◆ **EXERCISE GOAL**
The exercise asks for every line of the data to be reproduced exactly.

◆ **EXTRACTED DATA**
--------------------------------

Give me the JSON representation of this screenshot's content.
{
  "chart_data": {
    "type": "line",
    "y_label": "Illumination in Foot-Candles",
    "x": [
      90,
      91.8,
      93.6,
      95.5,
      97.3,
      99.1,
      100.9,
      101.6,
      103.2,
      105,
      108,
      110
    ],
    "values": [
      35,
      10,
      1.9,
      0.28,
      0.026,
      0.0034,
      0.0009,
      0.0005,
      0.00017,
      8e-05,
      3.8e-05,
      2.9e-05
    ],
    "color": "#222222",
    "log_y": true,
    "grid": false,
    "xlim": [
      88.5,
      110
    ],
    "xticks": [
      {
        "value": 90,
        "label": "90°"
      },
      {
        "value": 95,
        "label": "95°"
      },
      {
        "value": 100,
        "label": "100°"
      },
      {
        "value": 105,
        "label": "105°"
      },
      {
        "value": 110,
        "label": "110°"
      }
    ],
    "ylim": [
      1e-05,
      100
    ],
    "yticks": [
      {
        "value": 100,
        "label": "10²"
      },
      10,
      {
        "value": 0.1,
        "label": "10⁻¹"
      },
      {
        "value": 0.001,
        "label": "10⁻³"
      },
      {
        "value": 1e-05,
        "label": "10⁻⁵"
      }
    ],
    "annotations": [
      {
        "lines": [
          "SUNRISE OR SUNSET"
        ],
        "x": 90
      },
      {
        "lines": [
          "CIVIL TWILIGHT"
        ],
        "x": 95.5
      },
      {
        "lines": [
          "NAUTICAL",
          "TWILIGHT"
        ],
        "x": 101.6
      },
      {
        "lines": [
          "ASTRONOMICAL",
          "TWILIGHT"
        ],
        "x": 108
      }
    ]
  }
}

--------------------------------

◆ **RESPONSE**
Give me the JSON representation of this screenshot's content.
{
  "chart_data": {
    "type": "line",
    "y_label": "Illumination in Foot-Candles",
    "x": [
      90,
      91.8,
      93.6,
      95.5,
      97.3,
      99.1,
      100.9,
      101.6,
      103.2,
      105,
      108,
      110
    ],
    "values": [
      35,
      10,
      1.9,
      0.28,
      0.026,
      0.0034,
      0.0009,
      0.0005,
      0.00017,
      8e-05,
      3.8e-05,
      2.9e-05
    ],
    "color": "#222222",
    "log_y": true,
    "grid": false,
    "xlim": [
      88.5,
      110
    ],
    "xticks": [
      {
        "value": 90,
        "label": "90°"
      },
      {
        "value": 95,
        "label": "95°"
      },
      {
        "value": 100,
        "label": "100°"
      },
      {
        "value": 105,
        "label": "105°"
      },
      {
        "value": 110,
        "label": "110°"
      }
    ],
    "ylim": [
      1e-05,
      100
    ],
    "yticks": [
      {
        "value": 100,
        "label": "10²"
      },
      10,
      {
        "value": 0.1,
        "label": "10⁻¹"
      },
      {
        "value": 0.001,
        "label": "10⁻³"
      },
      {
        "value": 1e-05,
        "label": "10⁻⁵"
      }
    ],
    "annotations": [
      {
        "lines": [
          "SUNRISE OR SUNSET"
        ],
        "x": 90
      },
      {
        "lines": [
          "CIVIL TWILIGHT"
        ],
        "x": 95.5
      },
      {
        "lines": [
          "NAUTICAL",
          "TWILIGHT"
        ],
        "x": 101.6
      },
      {
        "lines": [
          "ASTRONOMICAL",
          "TWILIGHT"
        ],
        "x": 108
      }
    ]
  }
}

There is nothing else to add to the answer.